-- START EXERCISE MATERIAL --
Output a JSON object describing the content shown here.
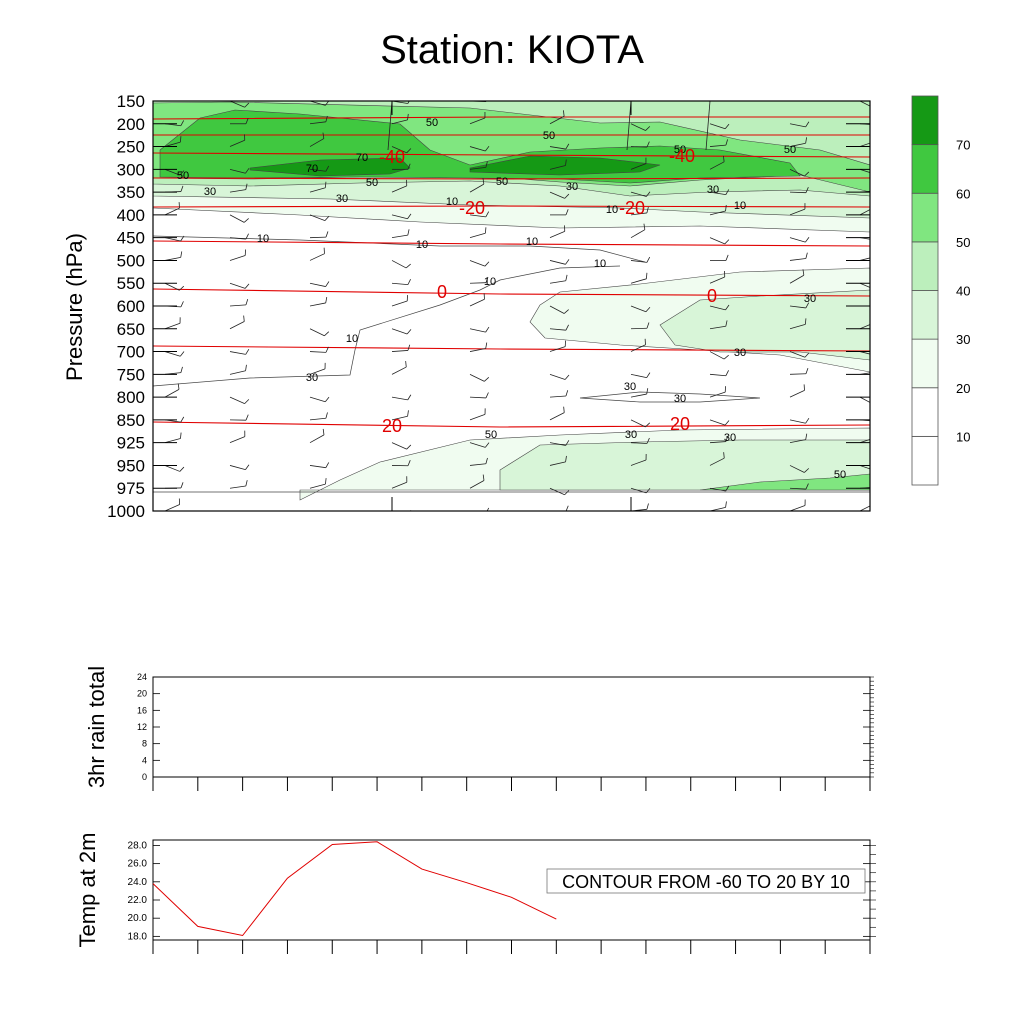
{
  "title": "Station: KIOTA",
  "chart_data": [
    {
      "type": "heatmap",
      "title": "Station: KIOTA",
      "ylabel": "Pressure (hPa)",
      "pressure_levels": [
        150,
        200,
        250,
        300,
        350,
        400,
        450,
        500,
        550,
        600,
        650,
        700,
        750,
        800,
        850,
        925,
        950,
        975,
        1000
      ],
      "shading_legend": {
        "levels": [
          10,
          20,
          30,
          40,
          50,
          60,
          70
        ],
        "colors": [
          "#ffffff",
          "#f0fcf0",
          "#d8f5d8",
          "#bcefbc",
          "#80e680",
          "#40c840",
          "#159915"
        ]
      },
      "contour_labels": [
        "70",
        "70",
        "50",
        "50",
        "50",
        "50",
        "50",
        "50",
        "50",
        "30",
        "30",
        "30",
        "30",
        "10",
        "10",
        "10",
        "10",
        "10",
        "10",
        "10",
        "10",
        "10",
        "30",
        "30",
        "30",
        "30",
        "30",
        "50"
      ],
      "temperature_labels": [
        "-40",
        "-40",
        "-20",
        "-20",
        "0",
        "0",
        "20",
        "20"
      ],
      "accent_colors": {
        "temperature_lines": "#e00000"
      }
    },
    {
      "type": "line",
      "ylabel": "3hr rain total",
      "yticks": [
        "0",
        "4",
        "8",
        "12",
        "16",
        "20",
        "24"
      ],
      "ylim": [
        0,
        24
      ],
      "values": []
    },
    {
      "type": "line",
      "ylabel": "Temp at 2m",
      "yticks": [
        "18.0",
        "20.0",
        "22.0",
        "24.0",
        "26.0",
        "28.0"
      ],
      "ylim": [
        17.6,
        28.6
      ],
      "x": [
        0,
        1,
        2,
        3,
        4,
        5,
        6,
        7,
        8,
        9
      ],
      "values": [
        23.8,
        19.1,
        18.1,
        24.4,
        28.1,
        28.4,
        25.4,
        23.9,
        22.3,
        19.9
      ],
      "annotation": "CONTOUR FROM -60 TO 20 BY 10",
      "line_color": "#e00000"
    }
  ]
}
-- END EXERCISE MATERIAL --
▶ TASK:
Scan the listing above. Gather each line that contains the word "title".

▶ FINISHED ANSWER:
  "title": "Station: KIOTA",
      "title": "Station: KIOTA",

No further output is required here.